### WORK TO COMPLETE:
Keep only the lines of the data below that contain "вставке", and copy them.

Stored entries:
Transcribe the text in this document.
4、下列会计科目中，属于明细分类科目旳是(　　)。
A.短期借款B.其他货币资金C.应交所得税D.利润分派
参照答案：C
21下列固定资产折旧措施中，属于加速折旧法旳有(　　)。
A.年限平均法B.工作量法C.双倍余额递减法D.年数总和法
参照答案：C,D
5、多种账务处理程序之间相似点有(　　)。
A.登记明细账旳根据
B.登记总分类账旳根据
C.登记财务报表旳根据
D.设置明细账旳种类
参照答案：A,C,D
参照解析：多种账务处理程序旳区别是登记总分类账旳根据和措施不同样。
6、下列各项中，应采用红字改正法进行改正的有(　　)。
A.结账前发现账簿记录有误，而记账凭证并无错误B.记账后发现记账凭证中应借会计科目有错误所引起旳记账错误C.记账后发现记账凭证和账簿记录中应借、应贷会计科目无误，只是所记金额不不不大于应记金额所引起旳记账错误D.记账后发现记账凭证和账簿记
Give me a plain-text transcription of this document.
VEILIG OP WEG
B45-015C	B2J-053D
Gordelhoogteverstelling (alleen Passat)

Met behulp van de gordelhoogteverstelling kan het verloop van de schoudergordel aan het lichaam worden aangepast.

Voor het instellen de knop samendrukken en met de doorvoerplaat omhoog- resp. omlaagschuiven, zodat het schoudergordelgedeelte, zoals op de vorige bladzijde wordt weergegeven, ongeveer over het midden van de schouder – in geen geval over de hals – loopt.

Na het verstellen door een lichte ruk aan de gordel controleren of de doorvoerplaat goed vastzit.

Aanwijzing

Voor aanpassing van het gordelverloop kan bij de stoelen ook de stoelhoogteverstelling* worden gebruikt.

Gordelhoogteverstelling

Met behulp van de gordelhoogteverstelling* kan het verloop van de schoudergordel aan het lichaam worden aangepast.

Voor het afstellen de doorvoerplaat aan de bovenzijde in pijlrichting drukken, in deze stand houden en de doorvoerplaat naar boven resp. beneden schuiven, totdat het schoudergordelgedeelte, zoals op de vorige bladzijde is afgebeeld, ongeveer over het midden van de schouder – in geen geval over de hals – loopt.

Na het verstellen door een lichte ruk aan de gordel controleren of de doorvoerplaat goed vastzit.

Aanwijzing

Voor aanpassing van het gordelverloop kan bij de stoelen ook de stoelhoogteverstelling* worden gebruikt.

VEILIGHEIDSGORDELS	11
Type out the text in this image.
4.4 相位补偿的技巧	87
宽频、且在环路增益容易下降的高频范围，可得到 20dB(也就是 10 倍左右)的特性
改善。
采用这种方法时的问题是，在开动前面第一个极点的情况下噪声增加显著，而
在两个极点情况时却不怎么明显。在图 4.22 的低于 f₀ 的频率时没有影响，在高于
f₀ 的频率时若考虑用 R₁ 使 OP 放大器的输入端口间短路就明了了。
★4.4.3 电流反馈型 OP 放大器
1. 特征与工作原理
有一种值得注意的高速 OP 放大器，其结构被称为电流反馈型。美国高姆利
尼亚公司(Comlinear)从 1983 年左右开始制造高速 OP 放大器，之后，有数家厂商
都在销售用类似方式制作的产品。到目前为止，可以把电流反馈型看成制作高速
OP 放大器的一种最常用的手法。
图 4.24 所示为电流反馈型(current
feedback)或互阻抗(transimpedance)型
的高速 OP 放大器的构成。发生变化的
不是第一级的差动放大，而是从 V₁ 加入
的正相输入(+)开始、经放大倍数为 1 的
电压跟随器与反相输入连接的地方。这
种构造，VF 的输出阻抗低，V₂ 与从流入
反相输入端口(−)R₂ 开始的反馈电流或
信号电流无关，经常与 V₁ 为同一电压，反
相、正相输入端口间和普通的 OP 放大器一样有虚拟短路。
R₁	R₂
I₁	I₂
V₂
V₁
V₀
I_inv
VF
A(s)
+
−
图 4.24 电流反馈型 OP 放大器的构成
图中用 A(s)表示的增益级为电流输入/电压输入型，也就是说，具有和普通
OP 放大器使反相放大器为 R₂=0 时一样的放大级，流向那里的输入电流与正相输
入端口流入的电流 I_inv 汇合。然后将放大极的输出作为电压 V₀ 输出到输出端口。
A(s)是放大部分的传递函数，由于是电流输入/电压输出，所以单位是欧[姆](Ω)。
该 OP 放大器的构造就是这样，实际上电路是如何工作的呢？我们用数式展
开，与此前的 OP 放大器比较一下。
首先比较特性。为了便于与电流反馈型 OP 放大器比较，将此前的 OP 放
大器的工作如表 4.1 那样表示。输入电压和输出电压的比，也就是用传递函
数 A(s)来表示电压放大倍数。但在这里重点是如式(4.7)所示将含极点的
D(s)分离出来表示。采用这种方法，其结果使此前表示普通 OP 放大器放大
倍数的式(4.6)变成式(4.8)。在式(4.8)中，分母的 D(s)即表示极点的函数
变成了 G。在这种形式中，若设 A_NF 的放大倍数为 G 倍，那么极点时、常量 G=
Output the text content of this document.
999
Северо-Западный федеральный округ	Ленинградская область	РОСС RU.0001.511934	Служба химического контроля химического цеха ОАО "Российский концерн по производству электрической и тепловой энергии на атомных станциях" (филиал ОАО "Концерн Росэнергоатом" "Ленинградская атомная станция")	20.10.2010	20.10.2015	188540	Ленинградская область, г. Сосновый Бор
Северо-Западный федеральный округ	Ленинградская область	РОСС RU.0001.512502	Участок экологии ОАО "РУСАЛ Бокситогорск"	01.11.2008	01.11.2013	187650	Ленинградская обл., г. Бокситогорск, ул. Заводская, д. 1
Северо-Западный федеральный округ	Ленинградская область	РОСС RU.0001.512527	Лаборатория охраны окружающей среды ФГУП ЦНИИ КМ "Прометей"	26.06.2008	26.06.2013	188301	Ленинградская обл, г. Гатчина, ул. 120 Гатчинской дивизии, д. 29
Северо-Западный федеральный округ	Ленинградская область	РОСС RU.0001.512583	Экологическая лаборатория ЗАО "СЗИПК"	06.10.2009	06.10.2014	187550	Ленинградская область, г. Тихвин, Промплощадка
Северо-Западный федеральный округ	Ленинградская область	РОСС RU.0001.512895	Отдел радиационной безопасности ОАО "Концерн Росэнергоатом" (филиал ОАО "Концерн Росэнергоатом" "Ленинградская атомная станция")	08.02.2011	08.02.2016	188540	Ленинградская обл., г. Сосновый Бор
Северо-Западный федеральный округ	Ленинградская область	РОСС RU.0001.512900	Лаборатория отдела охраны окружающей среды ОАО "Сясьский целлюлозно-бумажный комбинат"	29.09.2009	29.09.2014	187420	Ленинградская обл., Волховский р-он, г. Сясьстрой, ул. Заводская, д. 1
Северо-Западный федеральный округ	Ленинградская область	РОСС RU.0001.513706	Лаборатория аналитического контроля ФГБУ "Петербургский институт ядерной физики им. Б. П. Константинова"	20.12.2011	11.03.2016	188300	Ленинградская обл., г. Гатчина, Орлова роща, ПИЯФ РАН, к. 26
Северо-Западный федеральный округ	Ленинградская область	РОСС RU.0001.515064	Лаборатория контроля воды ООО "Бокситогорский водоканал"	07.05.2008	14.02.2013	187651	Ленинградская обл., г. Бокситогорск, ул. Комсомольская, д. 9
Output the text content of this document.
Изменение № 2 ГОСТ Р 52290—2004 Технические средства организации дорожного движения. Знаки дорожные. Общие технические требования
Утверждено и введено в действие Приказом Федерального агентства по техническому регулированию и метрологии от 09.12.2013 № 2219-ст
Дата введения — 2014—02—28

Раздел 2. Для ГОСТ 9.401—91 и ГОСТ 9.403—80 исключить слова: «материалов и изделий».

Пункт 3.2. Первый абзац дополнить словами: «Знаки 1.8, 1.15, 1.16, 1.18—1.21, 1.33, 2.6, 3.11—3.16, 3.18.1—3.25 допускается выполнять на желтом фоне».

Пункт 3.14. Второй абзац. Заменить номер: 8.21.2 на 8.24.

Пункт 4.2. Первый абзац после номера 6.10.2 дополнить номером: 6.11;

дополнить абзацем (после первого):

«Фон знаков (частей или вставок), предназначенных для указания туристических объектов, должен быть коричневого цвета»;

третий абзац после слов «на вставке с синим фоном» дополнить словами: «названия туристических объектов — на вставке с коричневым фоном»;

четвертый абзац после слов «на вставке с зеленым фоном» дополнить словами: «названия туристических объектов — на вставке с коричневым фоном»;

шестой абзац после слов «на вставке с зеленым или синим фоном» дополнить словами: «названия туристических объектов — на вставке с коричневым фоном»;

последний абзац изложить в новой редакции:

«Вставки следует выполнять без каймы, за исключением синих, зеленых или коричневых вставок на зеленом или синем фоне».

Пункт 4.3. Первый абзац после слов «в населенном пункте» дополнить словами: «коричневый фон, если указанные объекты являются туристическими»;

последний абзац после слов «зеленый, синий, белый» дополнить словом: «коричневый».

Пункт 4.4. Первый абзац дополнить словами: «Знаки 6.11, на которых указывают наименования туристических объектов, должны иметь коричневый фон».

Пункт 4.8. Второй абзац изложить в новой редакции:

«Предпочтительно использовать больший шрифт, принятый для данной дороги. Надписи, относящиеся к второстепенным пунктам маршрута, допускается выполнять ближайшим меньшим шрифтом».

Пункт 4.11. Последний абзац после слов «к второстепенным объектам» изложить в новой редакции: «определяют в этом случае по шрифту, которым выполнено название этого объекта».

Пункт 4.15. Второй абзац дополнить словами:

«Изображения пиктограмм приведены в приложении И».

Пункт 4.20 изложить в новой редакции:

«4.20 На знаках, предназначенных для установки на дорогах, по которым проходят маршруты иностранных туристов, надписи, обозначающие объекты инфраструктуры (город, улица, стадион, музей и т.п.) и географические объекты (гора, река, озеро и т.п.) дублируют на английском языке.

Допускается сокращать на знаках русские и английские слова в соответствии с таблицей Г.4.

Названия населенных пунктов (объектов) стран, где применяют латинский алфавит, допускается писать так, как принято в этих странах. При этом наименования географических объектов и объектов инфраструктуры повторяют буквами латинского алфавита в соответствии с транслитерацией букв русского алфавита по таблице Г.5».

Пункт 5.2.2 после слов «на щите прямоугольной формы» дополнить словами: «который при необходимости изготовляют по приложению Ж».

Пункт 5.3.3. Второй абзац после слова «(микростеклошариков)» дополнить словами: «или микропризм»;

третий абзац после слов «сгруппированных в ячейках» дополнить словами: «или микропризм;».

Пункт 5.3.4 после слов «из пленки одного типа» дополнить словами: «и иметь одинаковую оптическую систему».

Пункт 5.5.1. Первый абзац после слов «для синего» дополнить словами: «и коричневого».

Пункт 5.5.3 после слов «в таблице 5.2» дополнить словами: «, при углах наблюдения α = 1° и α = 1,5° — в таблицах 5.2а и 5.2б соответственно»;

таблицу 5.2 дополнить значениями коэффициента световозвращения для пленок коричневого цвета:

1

### WRITTEN ANSWER:
третий абзац после слов «на вставке с синим фоном» дополнить словами: «названия туристических объектов — на вставке с коричневым фоном»;
четвертый абзац после слов «на вставке с зеленым фоном» дополнить словами: «названия туристических объектов — на вставке с коричневым фоном»;
шестой абзац после слов «на вставке с зеленым или синим фоном» дополнить словами: «названия туристических объектов — на вставке с коричневым фоном»;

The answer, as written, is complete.